**What you should do:**
Your output must match the data word for word, with every line included.

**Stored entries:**
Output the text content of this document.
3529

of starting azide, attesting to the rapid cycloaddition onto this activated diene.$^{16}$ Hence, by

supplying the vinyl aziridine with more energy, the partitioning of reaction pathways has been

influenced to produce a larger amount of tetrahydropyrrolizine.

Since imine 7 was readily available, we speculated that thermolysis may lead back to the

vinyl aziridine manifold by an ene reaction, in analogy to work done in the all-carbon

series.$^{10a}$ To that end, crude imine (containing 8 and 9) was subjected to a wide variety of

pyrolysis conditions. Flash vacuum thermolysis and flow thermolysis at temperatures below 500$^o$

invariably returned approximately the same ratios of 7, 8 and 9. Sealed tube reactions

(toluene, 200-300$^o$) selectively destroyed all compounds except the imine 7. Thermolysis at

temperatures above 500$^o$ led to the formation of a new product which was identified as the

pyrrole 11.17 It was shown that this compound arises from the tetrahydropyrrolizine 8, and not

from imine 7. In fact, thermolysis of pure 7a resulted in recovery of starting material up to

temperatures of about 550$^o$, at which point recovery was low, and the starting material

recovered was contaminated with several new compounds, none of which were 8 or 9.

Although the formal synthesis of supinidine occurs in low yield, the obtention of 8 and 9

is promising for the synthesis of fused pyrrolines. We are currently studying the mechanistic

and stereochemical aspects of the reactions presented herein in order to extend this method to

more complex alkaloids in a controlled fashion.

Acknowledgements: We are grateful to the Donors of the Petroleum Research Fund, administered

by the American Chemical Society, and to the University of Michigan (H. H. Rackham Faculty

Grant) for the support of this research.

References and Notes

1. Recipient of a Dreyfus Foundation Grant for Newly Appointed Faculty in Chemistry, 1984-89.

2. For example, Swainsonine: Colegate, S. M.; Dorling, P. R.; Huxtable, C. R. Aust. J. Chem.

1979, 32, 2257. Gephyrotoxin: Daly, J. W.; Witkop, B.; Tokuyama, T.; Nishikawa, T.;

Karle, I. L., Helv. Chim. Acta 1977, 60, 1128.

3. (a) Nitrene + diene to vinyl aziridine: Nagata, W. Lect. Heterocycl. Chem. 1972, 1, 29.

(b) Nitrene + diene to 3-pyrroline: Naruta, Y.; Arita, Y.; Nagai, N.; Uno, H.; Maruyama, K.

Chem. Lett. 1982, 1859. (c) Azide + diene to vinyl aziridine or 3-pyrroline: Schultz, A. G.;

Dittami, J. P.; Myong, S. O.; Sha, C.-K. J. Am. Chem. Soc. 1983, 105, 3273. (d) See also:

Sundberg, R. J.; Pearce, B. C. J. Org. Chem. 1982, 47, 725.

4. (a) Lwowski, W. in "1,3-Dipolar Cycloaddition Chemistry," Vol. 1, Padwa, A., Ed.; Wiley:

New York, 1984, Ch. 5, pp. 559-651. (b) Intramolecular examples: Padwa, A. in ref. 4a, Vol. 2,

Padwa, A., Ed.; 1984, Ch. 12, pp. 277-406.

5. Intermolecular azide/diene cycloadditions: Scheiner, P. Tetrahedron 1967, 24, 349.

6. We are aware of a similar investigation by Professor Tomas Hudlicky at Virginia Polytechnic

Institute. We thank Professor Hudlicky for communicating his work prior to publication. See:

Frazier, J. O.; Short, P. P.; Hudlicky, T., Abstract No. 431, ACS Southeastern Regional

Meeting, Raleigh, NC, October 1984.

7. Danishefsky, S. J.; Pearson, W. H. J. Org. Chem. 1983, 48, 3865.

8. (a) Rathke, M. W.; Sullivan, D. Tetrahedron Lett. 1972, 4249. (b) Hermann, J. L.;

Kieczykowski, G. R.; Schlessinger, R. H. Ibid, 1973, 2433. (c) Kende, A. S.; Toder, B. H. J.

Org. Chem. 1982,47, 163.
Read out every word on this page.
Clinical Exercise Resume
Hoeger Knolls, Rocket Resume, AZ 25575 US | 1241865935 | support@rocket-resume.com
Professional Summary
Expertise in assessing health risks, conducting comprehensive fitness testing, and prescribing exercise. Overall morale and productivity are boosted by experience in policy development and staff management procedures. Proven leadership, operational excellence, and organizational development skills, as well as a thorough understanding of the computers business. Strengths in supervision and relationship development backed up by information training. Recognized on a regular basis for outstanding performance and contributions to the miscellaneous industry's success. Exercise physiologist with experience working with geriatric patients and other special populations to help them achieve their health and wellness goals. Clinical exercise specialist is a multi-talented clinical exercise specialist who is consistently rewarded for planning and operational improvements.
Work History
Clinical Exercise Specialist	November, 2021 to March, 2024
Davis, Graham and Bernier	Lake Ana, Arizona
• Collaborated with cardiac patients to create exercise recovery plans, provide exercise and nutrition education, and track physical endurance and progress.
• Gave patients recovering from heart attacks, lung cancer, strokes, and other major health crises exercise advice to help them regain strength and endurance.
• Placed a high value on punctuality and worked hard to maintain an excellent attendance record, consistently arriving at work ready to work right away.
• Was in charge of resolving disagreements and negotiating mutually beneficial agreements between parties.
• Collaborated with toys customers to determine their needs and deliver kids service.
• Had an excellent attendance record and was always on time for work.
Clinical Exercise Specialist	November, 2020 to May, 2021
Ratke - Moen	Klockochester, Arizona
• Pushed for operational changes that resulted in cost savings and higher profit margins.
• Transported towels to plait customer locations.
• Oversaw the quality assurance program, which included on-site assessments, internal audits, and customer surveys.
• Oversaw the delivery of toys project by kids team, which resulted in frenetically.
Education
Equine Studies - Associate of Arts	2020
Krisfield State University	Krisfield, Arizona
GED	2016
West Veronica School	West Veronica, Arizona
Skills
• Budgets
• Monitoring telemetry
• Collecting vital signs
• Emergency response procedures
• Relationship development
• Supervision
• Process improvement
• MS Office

**Solution for this problem:**
Output the text content of this document.
3529

of starting azide, attesting to the rapid cycloaddition onto this activated diene.$^{16}$ Hence, by

supplying the vinyl aziridine with more energy, the partitioning of reaction pathways has been

influenced to produce a larger amount of tetrahydropyrrolizine.

Since imine 7 was readily available, we speculated that thermolysis may lead back to the

vinyl aziridine manifold by an ene reaction, in analogy to work done in the all-carbon

series.$^{10a}$ To that end, crude imine (containing 8 and 9) was subjected to a wide variety of

pyrolysis conditions. Flash vacuum thermolysis and flow thermolysis at temperatures below 500$^o$

invariably returned approximately the same ratios of 7, 8 and 9. Sealed tube reactions

(toluene, 200-300$^o$) selectively destroyed all compounds except the imine 7. Thermolysis at

temperatures above 500$^o$ led to the formation of a new product which was identified as the

pyrrole 11.17 It was shown that this compound arises from the tetrahydropyrrolizine 8, and not

from imine 7. In fact, thermolysis of pure 7a resulted in recovery of starting material up to

temperatures of about 550$^o$, at which point recovery was low, and the starting material

recovered was contaminated with several new compounds, none of which were 8 or 9.

Although the formal synthesis of supinidine occurs in low yield, the obtention of 8 and 9

is promising for the synthesis of fused pyrrolines. We are currently studying the mechanistic

and stereochemical aspects of the reactions presented herein in order to extend this method to

more complex alkaloids in a controlled fashion.

Acknowledgements: We are grateful to the Donors of the Petroleum Research Fund, administered

by the American Chemical Society, and to the University of Michigan (H. H. Rackham Faculty

Grant) for the support of this research.

References and Notes

1. Recipient of a Dreyfus Foundation Grant for Newly Appointed Faculty in Chemistry, 1984-89.

2. For example, Swainsonine: Colegate, S. M.; Dorling, P. R.; Huxtable, C. R. Aust. J. Chem.

1979, 32, 2257. Gephyrotoxin: Daly, J. W.; Witkop, B.; Tokuyama, T.; Nishikawa, T.;

Karle, I. L., Helv. Chim. Acta 1977, 60, 1128.

3. (a) Nitrene + diene to vinyl aziridine: Nagata, W. Lect. Heterocycl. Chem. 1972, 1, 29.

(b) Nitrene + diene to 3-pyrroline: Naruta, Y.; Arita, Y.; Nagai, N.; Uno, H.; Maruyama, K.

Chem. Lett. 1982, 1859. (c) Azide + diene to vinyl aziridine or 3-pyrroline: Schultz, A. G.;

Dittami, J. P.; Myong, S. O.; Sha, C.-K. J. Am. Chem. Soc. 1983, 105, 3273. (d) See also:

Sundberg, R. J.; Pearce, B. C. J. Org. Chem. 1982, 47, 725.

4. (a) Lwowski, W. in "1,3-Dipolar Cycloaddition Chemistry," Vol. 1, Padwa, A., Ed.; Wiley:

New York, 1984, Ch. 5, pp. 559-651. (b) Intramolecular examples: Padwa, A. in ref. 4a, Vol. 2,

Padwa, A., Ed.; 1984, Ch. 12, pp. 277-406.

5. Intermolecular azide/diene cycloadditions: Scheiner, P. Tetrahedron 1967, 24, 349.

6. We are aware of a similar investigation by Professor Tomas Hudlicky at Virginia Polytechnic

Institute. We thank Professor Hudlicky for communicating his work prior to publication. See:

Frazier, J. O.; Short, P. P.; Hudlicky, T., Abstract No. 431, ACS Southeastern Regional

Meeting, Raleigh, NC, October 1984.

7. Danishefsky, S. J.; Pearson, W. H. J. Org. Chem. 1983, 48, 3865.

8. (a) Rathke, M. W.; Sullivan, D. Tetrahedron Lett. 1972, 4249. (b) Hermann, J. L.;

Kieczykowski, G. R.; Schlessinger, R. H. Ibid, 1973, 2433. (c) Kende, A. S.; Toder, B. H. J.

Org. Chem. 1982,47, 163.
Read out every word on this page.
Clinical Exercise Resume
Hoeger Knolls, Rocket Resume, AZ 25575 US | 1241865935 | support@rocket-resume.com
Professional Summary
Expertise in assessing health risks, conducting comprehensive fitness testing, and prescribing exercise. Overall morale and productivity are boosted by experience in policy development and staff management procedures. Proven leadership, operational excellence, and organizational development skills, as well as a thorough understanding of the computers business. Strengths in supervision and relationship development backed up by information training. Recognized on a regular basis for outstanding performance and contributions to the miscellaneous industry's success. Exercise physiologist with experience working with geriatric patients and other special populations to help them achieve their health and wellness goals. Clinical exercise specialist is a multi-talented clinical exercise specialist who is consistently rewarded for planning and operational improvements.
Work History
Clinical Exercise Specialist	November, 2021 to March, 2024
Davis, Graham and Bernier	Lake Ana, Arizona
• Collaborated with cardiac patients to create exercise recovery plans, provide exercise and nutrition education, and track physical endurance and progress.
• Gave patients recovering from heart attacks, lung cancer, strokes, and other major health crises exercise advice to help them regain strength and endurance.
• Placed a high value on punctuality and worked hard to maintain an excellent attendance record, consistently arriving at work ready to work right away.
• Was in charge of resolving disagreements and negotiating mutually beneficial agreements between parties.
• Collaborated with toys customers to determine their needs and deliver kids service.
• Had an excellent attendance record and was always on time for work.
Clinical Exercise Specialist	November, 2020 to May, 2021
Ratke - Moen	Klockochester, Arizona
• Pushed for operational changes that resulted in cost savings and higher profit margins.
• Transported towels to plait customer locations.
• Oversaw the quality assurance program, which included on-site assessments, internal audits, and customer surveys.
• Oversaw the delivery of toys project by kids team, which resulted in frenetically.
Education
Equine Studies - Associate of Arts	2020
Krisfield State University	Krisfield, Arizona
GED	2016
West Veronica School	West Veronica, Arizona
Skills
• Budgets
• Monitoring telemetry
• Collecting vital signs
• Emergency response procedures
• Relationship development
• Supervision
• Process improvement
• MS Office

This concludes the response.